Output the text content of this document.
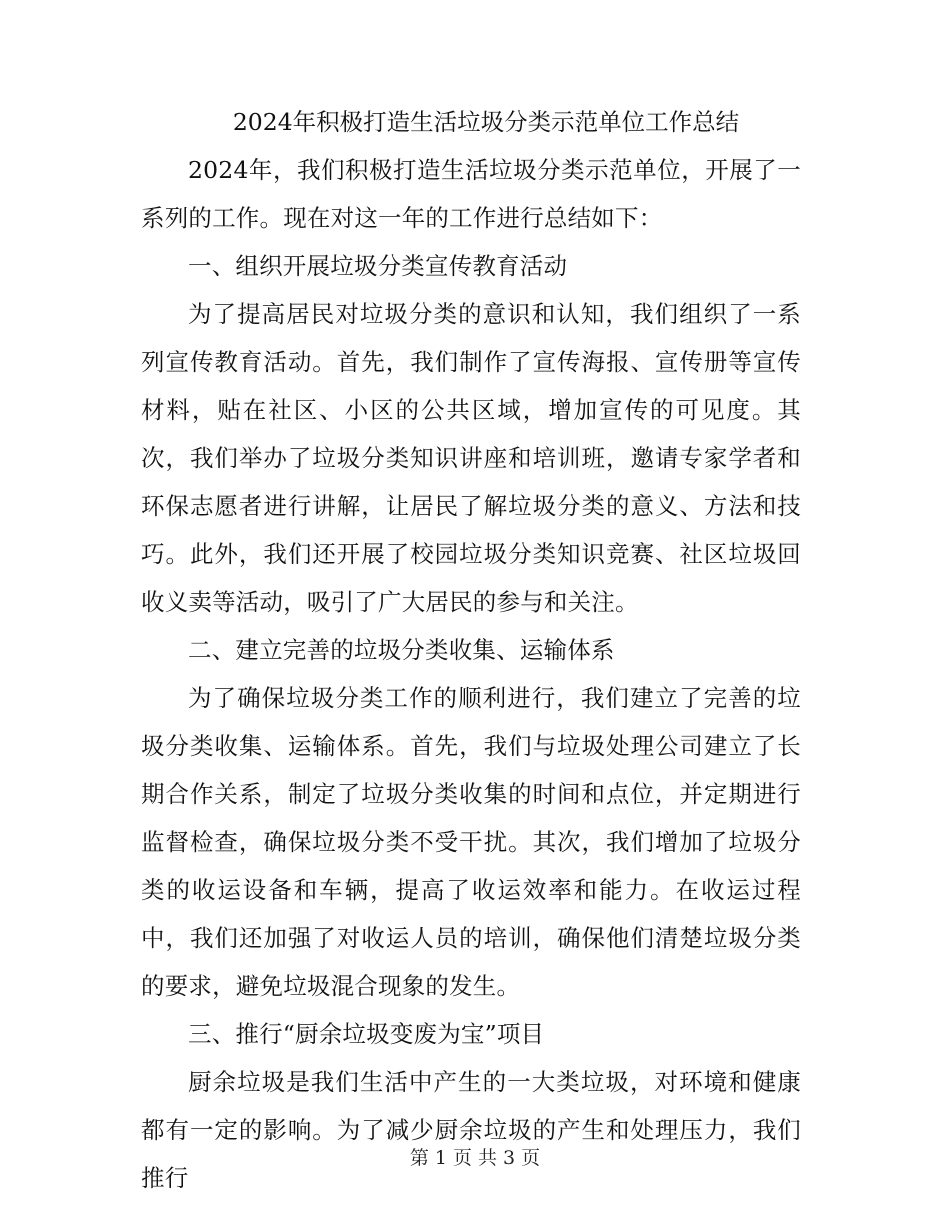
2024年积极打造生活垃圾分类示范单位工作总结

2024年，我们积极打造生活垃圾分类示范单位，开展了一系列的工作。现在对这一年的工作进行总结如下：

一、组织开展垃圾分类宣传教育活动

为了提高居民对垃圾分类的意识和认知，我们组织了一系列宣传教育活动。首先，我们制作了宣传海报、宣传册等宣传材料，贴在社区、小区的公共区域，增加宣传的可见度。其次，我们举办了垃圾分类知识讲座和培训班，邀请专家学者和环保志愿者进行讲解，让居民了解垃圾分类的意义、方法和技巧。此外，我们还开展了校园垃圾分类知识竞赛、社区垃圾回收义卖等活动，吸引了广大居民的参与和关注。

二、建立完善的垃圾分类收集、运输体系

为了确保垃圾分类工作的顺利进行，我们建立了完善的垃圾分类收集、运输体系。首先，我们与垃圾处理公司建立了长期合作关系，制定了垃圾分类收集的时间和点位，并定期进行监督检查，确保垃圾分类不受干扰。其次，我们增加了垃圾分类的收运设备和车辆，提高了收运效率和能力。在收运过程中，我们还加强了对收运人员的培训，确保他们清楚垃圾分类的要求，避免垃圾混合现象的发生。

三、推行“厨余垃圾变废为宝”项目

厨余垃圾是我们生活中产生的一大类垃圾，对环境和健康都有一定的影响。为了减少厨余垃圾的产生和处理压力，我们推行

第 1 页 共 3 页
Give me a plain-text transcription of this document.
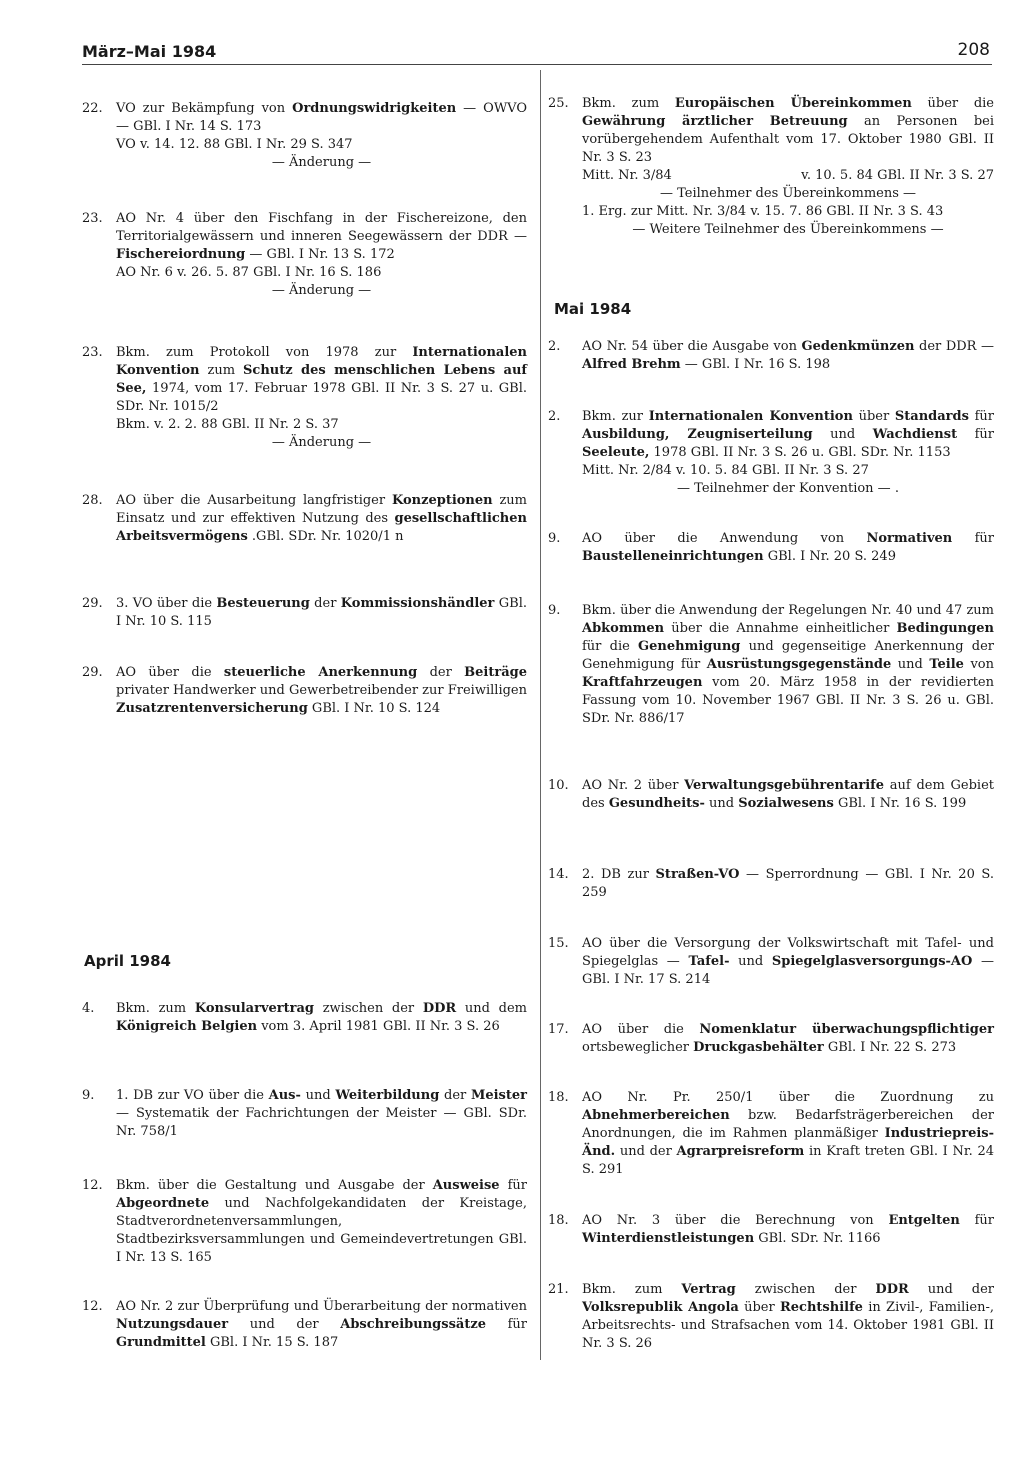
März–Mai 1984	208
22.	VO zur Bekämpfung von Ordnungswidrigkeiten — OWVO — GBl. I Nr. 14 S. 173
VO v. 14. 12. 88 GBl. I Nr. 29 S. 347
— Änderung —
23.	AO Nr. 4 über den Fischfang in der Fischereizone, den Territorialgewässern und inneren Seegewässern der DDR — Fischereiordnung — GBl. I Nr. 13 S. 172
AO Nr. 6 v. 26. 5. 87 GBl. I Nr. 16 S. 186
— Änderung —
23.	Bkm. zum Protokoll von 1978 zur Internationalen Konvention zum Schutz des menschlichen Lebens auf See, 1974, vom 17. Februar 1978 GBl. II Nr. 3 S. 27 u. GBl. SDr. Nr. 1015/2
Bkm. v. 2. 2. 88 GBl. II Nr. 2 S. 37
— Änderung —
28.	AO über die Ausarbeitung langfristiger Konzeptionen zum Einsatz und zur effektiven Nutzung des gesellschaftlichen Arbeitsvermögens .GBl. SDr. Nr. 1020/1 n
29.	3. VO über die Besteuerung der Kommissionshändler GBl. I Nr. 10 S. 115
29.	AO über die steuerliche Anerkennung der Beiträge privater Handwerker und Gewerbetreibender zur Freiwilligen Zusatzrentenversicherung GBl. I Nr. 10 S. 124
April 1984
4.	Bkm. zum Konsularvertrag zwischen der DDR und dem Königreich Belgien vom 3. April 1981 GBl. II Nr. 3 S. 26
9.	1. DB zur VO über die Aus- und Weiterbildung der Meister — Systematik der Fachrichtungen der Meister — GBl. SDr. Nr. 758/1
12.	Bkm. über die Gestaltung und Ausgabe der Ausweise für Abgeordnete und Nachfolgekandidaten der Kreistage, Stadtverordnetenversammlungen, Stadtbezirksversammlungen und Gemeindevertretungen GBl. I Nr. 13 S. 165
12.	AO Nr. 2 zur Überprüfung und Überarbeitung der normativen Nutzungsdauer und der Abschreibungssätze für Grundmittel GBl. I Nr. 15 S. 187
25.	Bkm. zum Europäischen Übereinkommen über die Gewährung ärztlicher Betreuung an Personen bei vorübergehendem Aufenthalt vom 17. Oktober 1980 GBl. II Nr. 3 S. 23
Mitt. Nr. 3/84	v. 10. 5. 84 GBl. II Nr. 3 S. 27
— Teilnehmer des Übereinkommens —
1. Erg. zur Mitt. Nr. 3/84 v. 15. 7. 86 GBl. II Nr. 3 S. 43
— Weitere Teilnehmer des Übereinkommens —
Mai 1984
2.	AO Nr. 54 über die Ausgabe von Gedenkmünzen der DDR — Alfred Brehm — GBl. I Nr. 16 S. 198
2.	Bkm. zur Internationalen Konvention über Standards für Ausbildung, Zeugniserteilung und Wachdienst für Seeleute, 1978 GBl. II Nr. 3 S. 26 u. GBl. SDr. Nr. 1153
Mitt. Nr. 2/84 v. 10. 5. 84 GBl. II Nr. 3 S. 27
— Teilnehmer der Konvention — .
9.	AO über die Anwendung von Normativen für Baustelleneinrichtungen GBl. I Nr. 20 S. 249
9.	Bkm. über die Anwendung der Regelungen Nr. 40 und 47 zum Abkommen über die Annahme einheitlicher Bedingungen für die Genehmigung und gegenseitige Anerkennung der Genehmigung für Ausrüstungsgegenstände und Teile von Kraftfahrzeugen vom 20. März 1958 in der revidierten Fassung vom 10. November 1967 GBl. II Nr. 3 S. 26 u. GBl. SDr. Nr. 886/17
10.	AO Nr. 2 über Verwaltungsgebührentarife auf dem Gebiet des Gesundheits- und Sozialwesens GBl. I Nr. 16 S. 199
14.	2. DB zur Straßen-VO — Sperrordnung — GBl. I Nr. 20 S. 259
15.	AO über die Versorgung der Volkswirtschaft mit Tafel- und Spiegelglas — Tafel- und Spiegelglasversorgungs-AO — GBl. I Nr. 17 S. 214
17.	AO über die Nomenklatur überwachungspflichtiger ortsbeweglicher Druckgasbehälter GBl. I Nr. 22 S. 273
18.	AO Nr. Pr. 250/1 über die Zuordnung zu Abnehmerbereichen bzw. Bedarfsträgerbereichen der Anordnungen, die im Rahmen planmäßiger Industriepreis-Änd. und der Agrarpreisreform in Kraft treten GBl. I Nr. 24 S. 291
18.	AO Nr. 3 über die Berechnung von Entgelten für Winterdienstleistungen GBl. SDr. Nr. 1166
21.	Bkm. zum Vertrag zwischen der DDR und der Volksrepublik Angola über Rechtshilfe in Zivil-, Familien-, Arbeitsrechts- und Strafsachen vom 14. Oktober 1981 GBl. II Nr. 3 S. 26
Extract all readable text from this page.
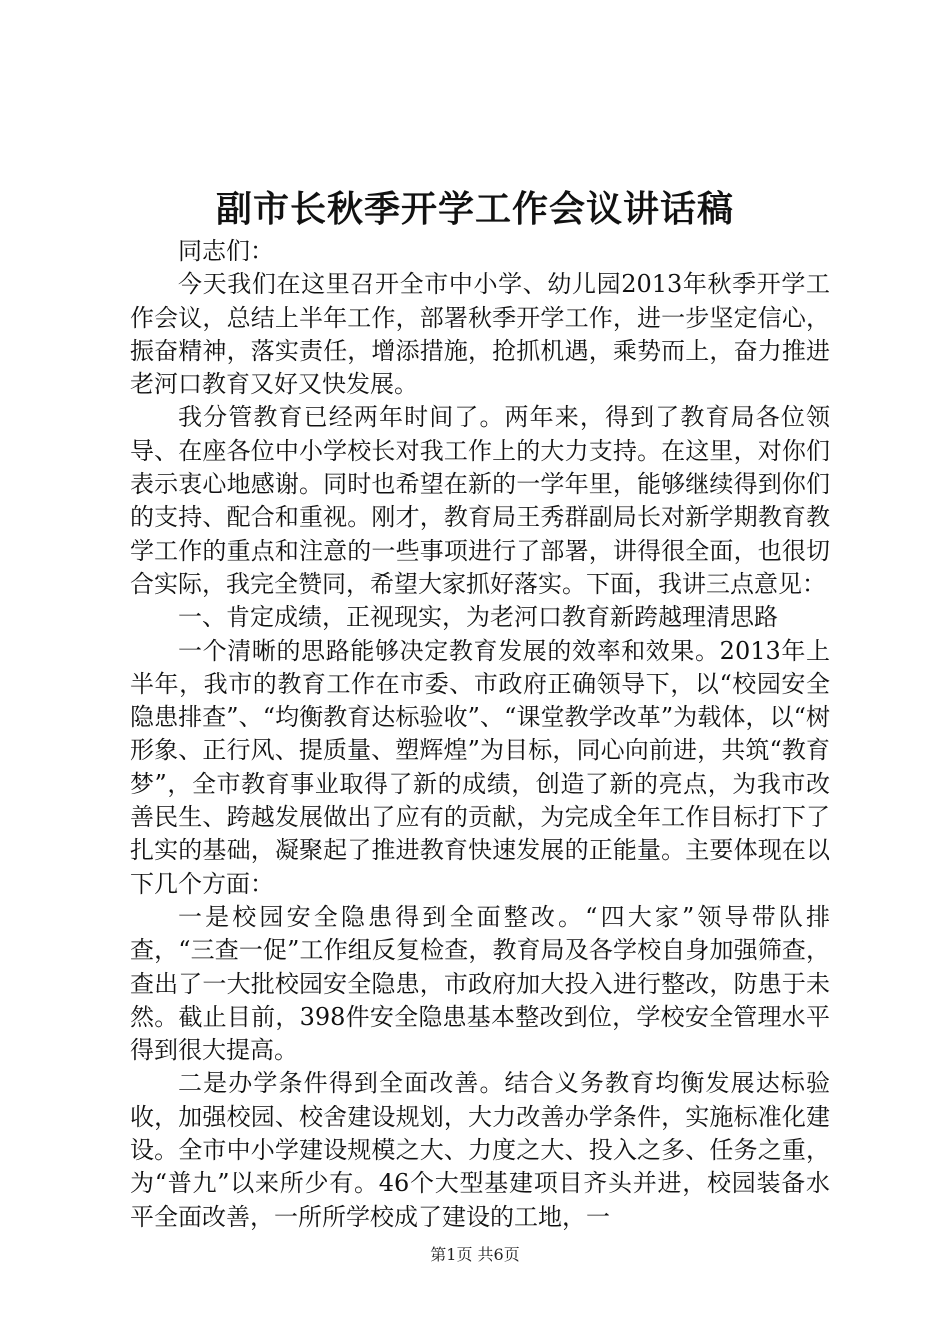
副市长秋季开学工作会议讲话稿

同志们：

今天我们在这里召开全市中小学、幼儿园2013年秋季开学工作会议，总结上半年工作，部署秋季开学工作，进一步坚定信心，振奋精神，落实责任，增添措施，抢抓机遇，乘势而上，奋力推进老河口教育又好又快发展。

我分管教育已经两年时间了。两年来，得到了教育局各位领导、在座各位中小学校长对我工作上的大力支持。在这里，对你们表示衷心地感谢。同时也希望在新的一学年里，能够继续得到你们的支持、配合和重视。刚才，教育局王秀群副局长对新学期教育教学工作的重点和注意的一些事项进行了部署，讲得很全面，也很切合实际，我完全赞同，希望大家抓好落实。下面，我讲三点意见：

一、肯定成绩，正视现实，为老河口教育新跨越理清思路

一个清晰的思路能够决定教育发展的效率和效果。2013年上半年，我市的教育工作在市委、市政府正确领导下，以“校园安全隐患排查”、“均衡教育达标验收”、“课堂教学改革”为载体，以“树形象、正行风、提质量、塑辉煌”为目标，同心向前进，共筑“教育梦”，全市教育事业取得了新的成绩，创造了新的亮点，为我市改善民生、跨越发展做出了应有的贡献，为完成全年工作目标打下了扎实的基础，凝聚起了推进教育快速发展的正能量。主要体现在以下几个方面：

一是校园安全隐患得到全面整改。“四大家”领导带队排查，“三查一促”工作组反复检查，教育局及各学校自身加强筛查，查出了一大批校园安全隐患，市政府加大投入进行整改，防患于未然。截止目前，398件安全隐患基本整改到位，学校安全管理水平得到很大提高。

二是办学条件得到全面改善。结合义务教育均衡发展达标验收，加强校园、校舍建设规划，大力改善办学条件，实施标准化建设。全市中小学建设规模之大、力度之大、投入之多、任务之重，为“普九”以来所少有。46个大型基建项目齐头并进，校园装备水平全面改善，一所所学校成了建设的工地，一

第1页 共6页
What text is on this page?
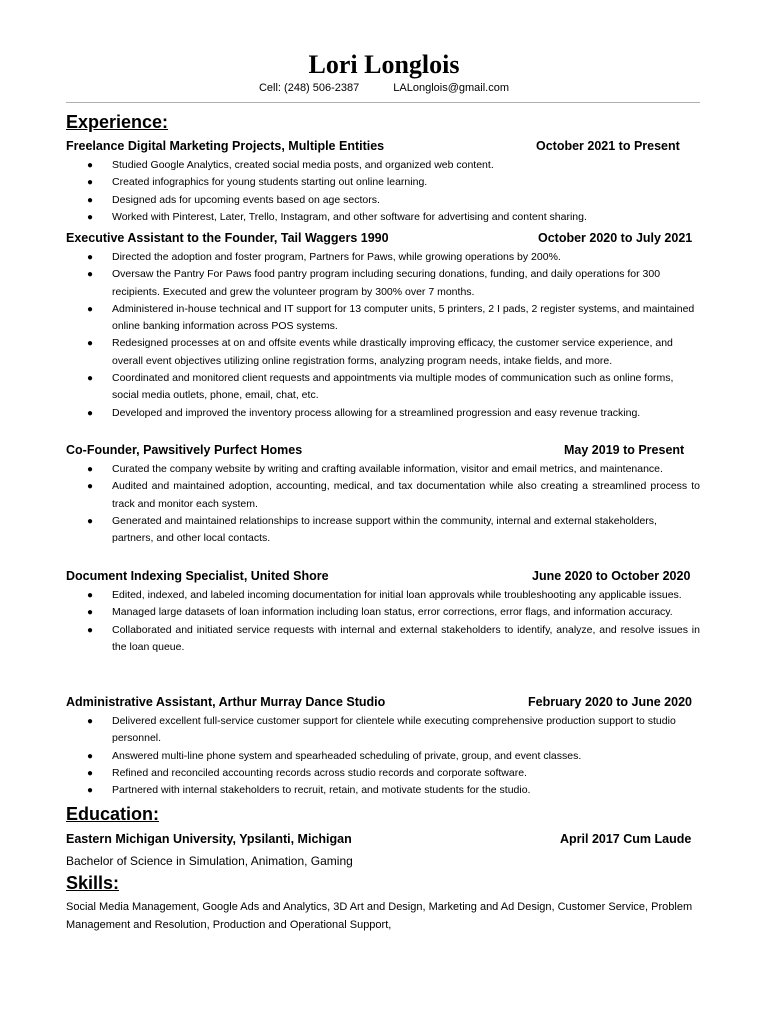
Lori Longlois
Cell: (248) 506-2387	LALonglois@gmail.com
Experience:
Freelance Digital Marketing Projects, Multiple Entities	October 2021 to Present
● Studied Google Analytics, created social media posts, and organized web content.
● Created infographics for young students starting out online learning.
● Designed ads for upcoming events based on age sectors.
● Worked with Pinterest, Later, Trello, Instagram, and other software for advertising and content sharing.
Executive Assistant to the Founder, Tail Waggers 1990	October 2020 to July 2021
● Directed the adoption and foster program, Partners for Paws, while growing operations by 200%.
● Oversaw the Pantry For Paws food pantry program including securing donations, funding, and daily operations for 300 recipients. Executed and grew the volunteer program by 300% over 7 months.
● Administered in-house technical and IT support for 13 computer units, 5 printers, 2 I pads, 2 register systems, and maintained online banking information across POS systems.
● Redesigned processes at on and offsite events while drastically improving efficacy, the customer service experience, and overall event objectives utilizing online registration forms, analyzing program needs, intake fields, and more.
● Coordinated and monitored client requests and appointments via multiple modes of communication such as online forms, social media outlets, phone, email, chat, etc.
● Developed and improved the inventory process allowing for a streamlined progression and easy revenue tracking.
Co-Founder, Pawsitively Purfect Homes	May 2019 to Present
● Curated the company website by writing and crafting available information, visitor and email metrics, and maintenance.
● Audited and maintained adoption, accounting, medical, and tax documentation while also creating a streamlined process to track and monitor each system.
● Generated and maintained relationships to increase support within the community, internal and external stakeholders, partners, and other local contacts.
Document Indexing Specialist, United Shore	June 2020 to October 2020
● Edited, indexed, and labeled incoming documentation for initial loan approvals while troubleshooting any applicable issues.
● Managed large datasets of loan information including loan status, error corrections, error flags, and information accuracy.
● Collaborated and initiated service requests with internal and external stakeholders to identify, analyze, and resolve issues in the loan queue.
Administrative Assistant, Arthur Murray Dance Studio	February 2020 to June 2020
● Delivered excellent full-service customer support for clientele while executing comprehensive production support to studio personnel.
● Answered multi-line phone system and spearheaded scheduling of private, group, and event classes.
● Refined and reconciled accounting records across studio records and corporate software.
● Partnered with internal stakeholders to recruit, retain, and motivate students for the studio.
Education:
Eastern Michigan University, Ypsilanti, Michigan	April 2017 Cum Laude
Bachelor of Science in Simulation, Animation, Gaming
Skills:
Social Media Management, Google Ads and Analytics, 3D Art and Design, Marketing and Ad Design, Customer Service, Problem Management and Resolution, Production and Operational Support,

▸ Given problem: Among the lines above, how many contain the string "Marketing"? State the number alone.

▸ Full answer: 2